What the exercise asks =>
Please copy all the lines that follow, word for word.

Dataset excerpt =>
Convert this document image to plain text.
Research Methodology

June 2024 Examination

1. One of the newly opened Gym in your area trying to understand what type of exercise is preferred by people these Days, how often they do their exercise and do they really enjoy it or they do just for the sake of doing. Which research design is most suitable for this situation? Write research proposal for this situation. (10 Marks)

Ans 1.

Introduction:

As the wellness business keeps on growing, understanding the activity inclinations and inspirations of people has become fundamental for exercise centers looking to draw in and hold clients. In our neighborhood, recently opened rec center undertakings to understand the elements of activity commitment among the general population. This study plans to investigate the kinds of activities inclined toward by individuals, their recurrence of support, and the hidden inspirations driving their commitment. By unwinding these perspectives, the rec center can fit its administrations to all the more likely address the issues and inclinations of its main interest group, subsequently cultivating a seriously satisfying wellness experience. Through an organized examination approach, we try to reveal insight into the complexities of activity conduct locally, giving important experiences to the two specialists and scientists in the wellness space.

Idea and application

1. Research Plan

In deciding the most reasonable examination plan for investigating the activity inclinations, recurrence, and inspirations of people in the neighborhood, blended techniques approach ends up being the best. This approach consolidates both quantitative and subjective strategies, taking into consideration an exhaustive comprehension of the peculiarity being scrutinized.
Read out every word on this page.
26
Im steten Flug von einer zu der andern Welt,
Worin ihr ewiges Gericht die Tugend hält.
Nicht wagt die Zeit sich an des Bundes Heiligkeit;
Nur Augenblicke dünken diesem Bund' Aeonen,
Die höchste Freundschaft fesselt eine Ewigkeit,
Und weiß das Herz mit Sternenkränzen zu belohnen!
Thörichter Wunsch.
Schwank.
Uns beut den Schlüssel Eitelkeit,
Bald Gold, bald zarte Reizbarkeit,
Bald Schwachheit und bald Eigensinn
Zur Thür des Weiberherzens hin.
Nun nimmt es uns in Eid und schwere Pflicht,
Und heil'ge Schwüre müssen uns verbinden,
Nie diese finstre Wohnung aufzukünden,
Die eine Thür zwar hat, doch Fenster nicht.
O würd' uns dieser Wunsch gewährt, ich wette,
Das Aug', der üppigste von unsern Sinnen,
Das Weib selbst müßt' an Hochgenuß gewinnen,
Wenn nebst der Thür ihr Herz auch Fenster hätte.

Task solution =>
Convert this document image to plain text.
Research Methodology

June 2024 Examination

1. One of the newly opened Gym in your area trying to understand what type of exercise is preferred by people these Days, how often they do their exercise and do they really enjoy it or they do just for the sake of doing. Which research design is most suitable for this situation? Write research proposal for this situation. (10 Marks)

Ans 1.

Introduction:

As the wellness business keeps on growing, understanding the activity inclinations and inspirations of people has become fundamental for exercise centers looking to draw in and hold clients. In our neighborhood, recently opened rec center undertakings to understand the elements of activity commitment among the general population. This study plans to investigate the kinds of activities inclined toward by individuals, their recurrence of support, and the hidden inspirations driving their commitment. By unwinding these perspectives, the rec center can fit its administrations to all the more likely address the issues and inclinations of its main interest group, subsequently cultivating a seriously satisfying wellness experience. Through an organized examination approach, we try to reveal insight into the complexities of activity conduct locally, giving important experiences to the two specialists and scientists in the wellness space.

Idea and application

1. Research Plan

In deciding the most reasonable examination plan for investigating the activity inclinations, recurrence, and inspirations of people in the neighborhood, blended techniques approach ends up being the best. This approach consolidates both quantitative and subjective strategies, taking into consideration an exhaustive comprehension of the peculiarity being scrutinized.
Read out every word on this page.
26
Im steten Flug von einer zu der andern Welt,
Worin ihr ewiges Gericht die Tugend hält.
Nicht wagt die Zeit sich an des Bundes Heiligkeit;
Nur Augenblicke dünken diesem Bund' Aeonen,
Die höchste Freundschaft fesselt eine Ewigkeit,
Und weiß das Herz mit Sternenkränzen zu belohnen!
Thörichter Wunsch.
Schwank.
Uns beut den Schlüssel Eitelkeit,
Bald Gold, bald zarte Reizbarkeit,
Bald Schwachheit und bald Eigensinn
Zur Thür des Weiberherzens hin.
Nun nimmt es uns in Eid und schwere Pflicht,
Und heil'ge Schwüre müssen uns verbinden,
Nie diese finstre Wohnung aufzukünden,
Die eine Thür zwar hat, doch Fenster nicht.
O würd' uns dieser Wunsch gewährt, ich wette,
Das Aug', der üppigste von unsern Sinnen,
Das Weib selbst müßt' an Hochgenuß gewinnen,
Wenn nebst der Thür ihr Herz auch Fenster hätte.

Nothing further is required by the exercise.